→ What you have to do
Go through the listing and copy each line with the string "orqali".

[Recorded data]
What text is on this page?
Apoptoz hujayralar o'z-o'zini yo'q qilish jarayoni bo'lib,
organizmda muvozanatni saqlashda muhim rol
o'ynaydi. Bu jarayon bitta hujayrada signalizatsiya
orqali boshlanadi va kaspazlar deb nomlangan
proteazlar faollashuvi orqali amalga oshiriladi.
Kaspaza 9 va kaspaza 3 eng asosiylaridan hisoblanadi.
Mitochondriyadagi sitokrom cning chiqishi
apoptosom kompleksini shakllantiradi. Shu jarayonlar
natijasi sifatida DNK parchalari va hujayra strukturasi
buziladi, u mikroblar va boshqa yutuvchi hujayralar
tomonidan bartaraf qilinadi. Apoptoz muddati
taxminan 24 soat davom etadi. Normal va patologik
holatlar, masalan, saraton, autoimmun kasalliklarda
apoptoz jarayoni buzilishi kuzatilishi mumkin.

→ Task solution
orqali boshlanadi va kaspazlar deb nomlangan
proteazlar faollashuvi orqali amalga oshiriladi.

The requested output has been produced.